## START ROWS

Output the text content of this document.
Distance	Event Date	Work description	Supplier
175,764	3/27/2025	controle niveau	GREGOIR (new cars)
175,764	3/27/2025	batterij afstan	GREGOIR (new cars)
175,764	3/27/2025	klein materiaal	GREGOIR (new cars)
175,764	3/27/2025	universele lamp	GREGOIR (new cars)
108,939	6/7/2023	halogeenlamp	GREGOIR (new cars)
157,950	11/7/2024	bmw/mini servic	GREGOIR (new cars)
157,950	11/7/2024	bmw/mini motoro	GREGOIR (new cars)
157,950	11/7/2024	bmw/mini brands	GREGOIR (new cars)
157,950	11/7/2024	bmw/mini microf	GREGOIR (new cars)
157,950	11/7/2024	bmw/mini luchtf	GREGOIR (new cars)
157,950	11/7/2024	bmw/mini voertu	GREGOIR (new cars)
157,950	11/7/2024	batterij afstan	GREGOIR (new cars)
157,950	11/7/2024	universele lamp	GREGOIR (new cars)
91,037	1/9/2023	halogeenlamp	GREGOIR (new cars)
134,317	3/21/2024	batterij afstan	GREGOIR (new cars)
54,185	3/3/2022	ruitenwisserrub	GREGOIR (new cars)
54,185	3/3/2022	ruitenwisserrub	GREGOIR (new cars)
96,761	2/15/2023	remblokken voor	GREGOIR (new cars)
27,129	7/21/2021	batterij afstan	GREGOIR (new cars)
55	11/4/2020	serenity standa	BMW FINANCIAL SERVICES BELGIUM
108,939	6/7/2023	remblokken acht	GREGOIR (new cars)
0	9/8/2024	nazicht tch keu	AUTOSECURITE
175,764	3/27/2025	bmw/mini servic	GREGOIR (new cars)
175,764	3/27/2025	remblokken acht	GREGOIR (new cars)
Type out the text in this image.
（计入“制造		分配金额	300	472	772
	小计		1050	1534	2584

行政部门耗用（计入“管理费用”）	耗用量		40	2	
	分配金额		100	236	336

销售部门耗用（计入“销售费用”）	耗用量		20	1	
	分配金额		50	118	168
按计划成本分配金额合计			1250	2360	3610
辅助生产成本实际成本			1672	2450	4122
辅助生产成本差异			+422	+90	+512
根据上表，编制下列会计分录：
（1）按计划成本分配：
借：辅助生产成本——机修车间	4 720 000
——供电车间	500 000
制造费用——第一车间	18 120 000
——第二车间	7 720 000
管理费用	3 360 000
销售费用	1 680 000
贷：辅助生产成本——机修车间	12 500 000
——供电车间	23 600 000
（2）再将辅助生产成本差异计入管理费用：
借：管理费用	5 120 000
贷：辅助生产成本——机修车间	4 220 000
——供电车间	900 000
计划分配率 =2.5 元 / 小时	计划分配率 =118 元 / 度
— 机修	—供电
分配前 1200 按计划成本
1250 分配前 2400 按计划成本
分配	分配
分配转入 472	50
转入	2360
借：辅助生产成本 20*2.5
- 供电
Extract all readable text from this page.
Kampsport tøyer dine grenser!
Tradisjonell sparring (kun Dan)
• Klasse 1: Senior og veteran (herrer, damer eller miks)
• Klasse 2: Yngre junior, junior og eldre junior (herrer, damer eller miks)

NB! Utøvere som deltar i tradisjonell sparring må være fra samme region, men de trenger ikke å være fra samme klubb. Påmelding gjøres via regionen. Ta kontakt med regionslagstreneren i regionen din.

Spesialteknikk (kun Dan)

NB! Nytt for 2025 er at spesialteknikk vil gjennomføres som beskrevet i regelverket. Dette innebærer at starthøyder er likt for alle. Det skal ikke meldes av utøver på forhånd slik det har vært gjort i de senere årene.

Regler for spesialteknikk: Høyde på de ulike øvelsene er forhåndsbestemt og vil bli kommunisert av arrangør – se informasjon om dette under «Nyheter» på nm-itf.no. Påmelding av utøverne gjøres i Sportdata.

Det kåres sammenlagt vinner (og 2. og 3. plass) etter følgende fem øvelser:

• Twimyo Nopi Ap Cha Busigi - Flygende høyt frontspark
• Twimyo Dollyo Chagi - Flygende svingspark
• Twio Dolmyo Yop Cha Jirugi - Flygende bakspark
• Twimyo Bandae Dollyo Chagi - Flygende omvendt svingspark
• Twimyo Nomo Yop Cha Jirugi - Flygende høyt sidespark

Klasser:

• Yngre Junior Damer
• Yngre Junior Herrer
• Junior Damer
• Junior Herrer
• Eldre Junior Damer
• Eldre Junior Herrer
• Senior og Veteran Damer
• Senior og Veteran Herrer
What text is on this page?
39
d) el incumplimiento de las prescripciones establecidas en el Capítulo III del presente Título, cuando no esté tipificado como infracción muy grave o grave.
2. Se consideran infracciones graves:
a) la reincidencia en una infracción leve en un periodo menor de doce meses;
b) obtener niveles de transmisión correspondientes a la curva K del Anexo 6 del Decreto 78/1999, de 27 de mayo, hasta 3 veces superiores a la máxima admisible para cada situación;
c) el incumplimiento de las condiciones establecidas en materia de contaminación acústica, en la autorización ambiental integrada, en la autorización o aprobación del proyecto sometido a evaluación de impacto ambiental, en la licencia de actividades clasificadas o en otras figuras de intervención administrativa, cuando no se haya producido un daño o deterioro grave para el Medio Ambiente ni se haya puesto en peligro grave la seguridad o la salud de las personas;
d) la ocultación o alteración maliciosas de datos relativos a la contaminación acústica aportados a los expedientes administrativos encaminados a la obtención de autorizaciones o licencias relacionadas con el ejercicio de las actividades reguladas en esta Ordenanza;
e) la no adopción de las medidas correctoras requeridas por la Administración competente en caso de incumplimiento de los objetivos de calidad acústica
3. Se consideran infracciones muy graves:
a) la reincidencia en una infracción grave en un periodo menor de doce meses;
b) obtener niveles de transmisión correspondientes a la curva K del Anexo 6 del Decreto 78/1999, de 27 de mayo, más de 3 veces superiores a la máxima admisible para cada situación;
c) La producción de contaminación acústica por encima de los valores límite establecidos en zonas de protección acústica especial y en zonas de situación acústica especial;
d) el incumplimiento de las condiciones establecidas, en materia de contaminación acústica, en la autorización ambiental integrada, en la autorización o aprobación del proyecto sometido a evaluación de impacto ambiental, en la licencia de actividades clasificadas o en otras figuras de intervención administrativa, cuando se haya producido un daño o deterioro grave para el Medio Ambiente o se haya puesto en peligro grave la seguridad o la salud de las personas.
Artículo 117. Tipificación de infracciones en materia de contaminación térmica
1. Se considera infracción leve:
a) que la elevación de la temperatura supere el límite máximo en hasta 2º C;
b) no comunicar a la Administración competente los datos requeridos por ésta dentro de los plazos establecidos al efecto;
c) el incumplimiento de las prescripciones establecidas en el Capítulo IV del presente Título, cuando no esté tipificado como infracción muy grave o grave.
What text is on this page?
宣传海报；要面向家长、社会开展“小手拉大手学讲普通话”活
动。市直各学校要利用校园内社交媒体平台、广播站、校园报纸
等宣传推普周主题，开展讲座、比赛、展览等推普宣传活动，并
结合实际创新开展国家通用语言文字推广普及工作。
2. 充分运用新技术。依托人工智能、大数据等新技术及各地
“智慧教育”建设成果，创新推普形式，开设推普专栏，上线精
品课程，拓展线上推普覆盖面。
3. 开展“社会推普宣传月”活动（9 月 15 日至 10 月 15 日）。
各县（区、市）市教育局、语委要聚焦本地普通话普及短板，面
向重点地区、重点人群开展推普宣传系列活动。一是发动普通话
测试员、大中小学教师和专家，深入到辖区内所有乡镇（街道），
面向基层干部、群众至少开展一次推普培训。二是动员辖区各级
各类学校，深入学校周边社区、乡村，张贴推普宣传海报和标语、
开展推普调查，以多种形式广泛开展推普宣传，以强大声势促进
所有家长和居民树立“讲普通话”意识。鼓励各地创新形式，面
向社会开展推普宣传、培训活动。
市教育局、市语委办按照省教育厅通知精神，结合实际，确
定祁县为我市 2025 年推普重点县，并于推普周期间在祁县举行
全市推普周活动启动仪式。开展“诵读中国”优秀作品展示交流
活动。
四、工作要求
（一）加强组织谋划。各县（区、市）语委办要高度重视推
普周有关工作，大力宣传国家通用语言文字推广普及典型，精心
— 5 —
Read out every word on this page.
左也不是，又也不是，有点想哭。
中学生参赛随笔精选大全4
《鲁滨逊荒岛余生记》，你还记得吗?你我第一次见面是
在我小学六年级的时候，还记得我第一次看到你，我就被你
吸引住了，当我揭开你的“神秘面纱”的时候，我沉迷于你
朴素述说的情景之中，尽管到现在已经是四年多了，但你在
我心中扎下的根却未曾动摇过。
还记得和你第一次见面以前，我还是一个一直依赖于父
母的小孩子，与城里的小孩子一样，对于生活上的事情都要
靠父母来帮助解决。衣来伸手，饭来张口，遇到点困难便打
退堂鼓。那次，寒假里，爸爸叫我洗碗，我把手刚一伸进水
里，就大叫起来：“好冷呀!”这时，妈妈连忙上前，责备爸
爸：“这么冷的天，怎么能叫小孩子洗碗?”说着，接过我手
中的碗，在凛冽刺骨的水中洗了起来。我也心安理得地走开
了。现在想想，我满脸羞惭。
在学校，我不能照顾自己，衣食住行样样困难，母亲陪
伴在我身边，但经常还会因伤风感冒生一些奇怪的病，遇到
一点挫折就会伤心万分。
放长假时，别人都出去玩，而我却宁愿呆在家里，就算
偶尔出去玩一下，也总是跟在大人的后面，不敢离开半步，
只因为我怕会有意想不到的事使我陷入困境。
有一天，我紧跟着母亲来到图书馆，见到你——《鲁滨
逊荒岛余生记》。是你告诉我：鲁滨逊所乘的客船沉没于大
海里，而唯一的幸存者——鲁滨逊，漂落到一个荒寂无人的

## END ROWS

Copy all lines of the material above where the string "infracción" occurs.

▶ [RIGHT ANSWER]:
d) el incumplimiento de las prescripciones establecidas en el Capítulo III del presente Título, cuando no esté tipificado como infracción muy grave o grave.
a) la reincidencia en una infracción leve en un periodo menor de doce meses;
a) la reincidencia en una infracción grave en un periodo menor de doce meses;
1. Se considera infracción leve:
c) el incumplimiento de las prescripciones establecidas en el Capítulo IV del presente Título, cuando no esté tipificado como infracción muy grave o grave.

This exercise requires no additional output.